------ Exercise data
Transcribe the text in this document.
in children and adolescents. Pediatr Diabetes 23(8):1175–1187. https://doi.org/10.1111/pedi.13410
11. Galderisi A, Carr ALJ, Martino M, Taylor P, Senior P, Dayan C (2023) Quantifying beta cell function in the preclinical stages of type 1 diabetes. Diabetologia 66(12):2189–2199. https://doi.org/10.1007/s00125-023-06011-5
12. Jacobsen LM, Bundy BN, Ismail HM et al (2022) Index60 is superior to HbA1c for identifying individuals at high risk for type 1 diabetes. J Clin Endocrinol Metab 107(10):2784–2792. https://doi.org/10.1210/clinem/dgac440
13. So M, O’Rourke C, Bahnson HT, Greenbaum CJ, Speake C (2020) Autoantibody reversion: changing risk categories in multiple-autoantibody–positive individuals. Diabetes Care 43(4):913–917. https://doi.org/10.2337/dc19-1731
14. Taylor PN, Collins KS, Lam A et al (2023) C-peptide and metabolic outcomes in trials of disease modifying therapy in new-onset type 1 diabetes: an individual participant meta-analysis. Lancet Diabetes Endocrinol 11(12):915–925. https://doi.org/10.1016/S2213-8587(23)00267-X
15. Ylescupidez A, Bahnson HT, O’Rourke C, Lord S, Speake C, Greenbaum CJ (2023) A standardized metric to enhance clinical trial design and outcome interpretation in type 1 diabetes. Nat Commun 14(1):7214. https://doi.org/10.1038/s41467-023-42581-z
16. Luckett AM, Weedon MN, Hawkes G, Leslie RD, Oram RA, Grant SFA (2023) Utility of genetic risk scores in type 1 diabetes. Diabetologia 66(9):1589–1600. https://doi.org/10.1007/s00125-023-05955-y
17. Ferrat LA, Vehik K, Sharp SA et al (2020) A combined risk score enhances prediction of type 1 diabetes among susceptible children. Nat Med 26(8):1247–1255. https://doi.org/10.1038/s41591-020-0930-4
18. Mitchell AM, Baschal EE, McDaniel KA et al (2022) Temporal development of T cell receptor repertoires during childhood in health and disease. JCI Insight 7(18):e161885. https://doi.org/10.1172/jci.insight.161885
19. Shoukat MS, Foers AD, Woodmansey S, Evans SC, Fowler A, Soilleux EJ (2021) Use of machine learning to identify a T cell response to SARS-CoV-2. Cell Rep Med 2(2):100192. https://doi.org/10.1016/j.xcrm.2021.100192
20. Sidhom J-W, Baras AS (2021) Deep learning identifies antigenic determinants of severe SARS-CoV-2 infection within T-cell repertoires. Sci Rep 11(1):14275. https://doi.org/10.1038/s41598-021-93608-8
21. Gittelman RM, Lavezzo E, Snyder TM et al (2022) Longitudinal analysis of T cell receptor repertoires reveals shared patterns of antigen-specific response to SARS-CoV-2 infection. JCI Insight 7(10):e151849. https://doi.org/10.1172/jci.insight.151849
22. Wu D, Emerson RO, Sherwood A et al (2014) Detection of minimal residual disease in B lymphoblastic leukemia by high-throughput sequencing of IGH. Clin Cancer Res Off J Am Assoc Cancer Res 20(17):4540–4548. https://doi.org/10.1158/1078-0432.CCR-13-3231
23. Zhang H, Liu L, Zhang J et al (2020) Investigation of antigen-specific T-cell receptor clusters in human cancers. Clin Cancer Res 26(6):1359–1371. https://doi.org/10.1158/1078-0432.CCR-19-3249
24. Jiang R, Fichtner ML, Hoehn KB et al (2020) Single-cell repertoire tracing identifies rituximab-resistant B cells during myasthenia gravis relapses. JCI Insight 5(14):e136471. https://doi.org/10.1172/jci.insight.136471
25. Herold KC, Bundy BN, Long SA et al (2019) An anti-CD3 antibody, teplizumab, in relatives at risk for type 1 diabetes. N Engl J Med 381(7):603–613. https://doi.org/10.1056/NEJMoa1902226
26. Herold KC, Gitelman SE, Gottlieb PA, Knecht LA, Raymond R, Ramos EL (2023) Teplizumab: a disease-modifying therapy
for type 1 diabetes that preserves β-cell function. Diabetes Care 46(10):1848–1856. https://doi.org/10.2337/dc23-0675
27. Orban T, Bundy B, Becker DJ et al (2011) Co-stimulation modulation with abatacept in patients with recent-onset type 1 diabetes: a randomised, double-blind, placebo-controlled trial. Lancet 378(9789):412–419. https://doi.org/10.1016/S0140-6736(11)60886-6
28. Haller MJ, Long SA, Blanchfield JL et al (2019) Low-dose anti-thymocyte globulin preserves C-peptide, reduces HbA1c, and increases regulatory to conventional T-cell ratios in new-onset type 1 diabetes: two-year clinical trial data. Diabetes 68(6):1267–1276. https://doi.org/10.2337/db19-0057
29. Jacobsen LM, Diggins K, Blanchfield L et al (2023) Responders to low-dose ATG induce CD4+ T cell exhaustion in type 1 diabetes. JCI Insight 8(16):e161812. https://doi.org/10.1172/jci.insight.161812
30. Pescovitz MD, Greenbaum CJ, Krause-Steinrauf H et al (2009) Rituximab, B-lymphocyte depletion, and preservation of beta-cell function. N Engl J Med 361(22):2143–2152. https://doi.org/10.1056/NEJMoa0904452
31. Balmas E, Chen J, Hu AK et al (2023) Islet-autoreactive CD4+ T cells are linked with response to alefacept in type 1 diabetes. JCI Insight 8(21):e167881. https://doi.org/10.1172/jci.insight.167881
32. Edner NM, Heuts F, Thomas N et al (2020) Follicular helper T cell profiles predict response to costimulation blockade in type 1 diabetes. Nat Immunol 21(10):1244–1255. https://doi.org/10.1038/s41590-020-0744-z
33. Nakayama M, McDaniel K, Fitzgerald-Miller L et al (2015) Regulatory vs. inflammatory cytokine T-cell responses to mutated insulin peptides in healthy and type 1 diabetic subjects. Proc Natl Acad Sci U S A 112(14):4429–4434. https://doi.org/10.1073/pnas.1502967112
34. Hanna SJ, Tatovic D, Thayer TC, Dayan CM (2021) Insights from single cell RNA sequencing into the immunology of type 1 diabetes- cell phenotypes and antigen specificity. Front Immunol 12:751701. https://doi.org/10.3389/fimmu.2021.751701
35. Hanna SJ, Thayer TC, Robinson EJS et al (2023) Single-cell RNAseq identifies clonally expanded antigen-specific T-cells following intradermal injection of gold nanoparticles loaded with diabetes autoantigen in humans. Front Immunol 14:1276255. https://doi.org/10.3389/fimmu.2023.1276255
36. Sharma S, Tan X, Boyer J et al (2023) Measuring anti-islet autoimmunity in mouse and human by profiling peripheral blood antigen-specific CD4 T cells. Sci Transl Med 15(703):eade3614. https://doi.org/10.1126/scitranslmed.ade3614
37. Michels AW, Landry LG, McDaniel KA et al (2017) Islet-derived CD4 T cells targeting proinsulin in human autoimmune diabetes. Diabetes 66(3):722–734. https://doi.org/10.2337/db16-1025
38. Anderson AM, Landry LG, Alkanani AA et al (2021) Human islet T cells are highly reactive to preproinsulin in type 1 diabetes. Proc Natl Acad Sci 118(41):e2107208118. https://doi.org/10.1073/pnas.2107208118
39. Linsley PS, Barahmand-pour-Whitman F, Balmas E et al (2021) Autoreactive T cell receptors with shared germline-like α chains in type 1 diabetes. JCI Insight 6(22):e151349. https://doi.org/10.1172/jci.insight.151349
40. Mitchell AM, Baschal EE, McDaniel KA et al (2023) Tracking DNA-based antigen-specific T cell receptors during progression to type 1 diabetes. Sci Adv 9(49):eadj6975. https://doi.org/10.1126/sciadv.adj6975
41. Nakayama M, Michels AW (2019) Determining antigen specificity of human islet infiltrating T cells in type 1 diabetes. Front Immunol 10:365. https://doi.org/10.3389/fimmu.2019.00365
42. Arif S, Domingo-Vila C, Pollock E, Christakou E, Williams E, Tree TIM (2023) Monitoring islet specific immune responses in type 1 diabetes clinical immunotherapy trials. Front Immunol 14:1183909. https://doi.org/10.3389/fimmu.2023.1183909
------------
(Task instructions): Across all the records, find the lines containing the word "SARS" and reproduce each one.

(Exercise output):
19. Shoukat MS, Foers AD, Woodmansey S, Evans SC, Fowler A, Soilleux EJ (2021) Use of machine learning to identify a T cell response to SARS-CoV-2. Cell Rep Med 2(2):100192. https://doi.org/10.1016/j.xcrm.2021.100192
20. Sidhom J-W, Baras AS (2021) Deep learning identifies antigenic determinants of severe SARS-CoV-2 infection within T-cell repertoires. Sci Rep 11(1):14275. https://doi.org/10.1038/s41598-021-93608-8
21. Gittelman RM, Lavezzo E, Snyder TM et al (2022) Longitudinal analysis of T cell receptor repertoires reveals shared patterns of antigen-specific response to SARS-CoV-2 infection. JCI Insight 7(10):e151849. https://doi.org/10.1172/jci.insight.151849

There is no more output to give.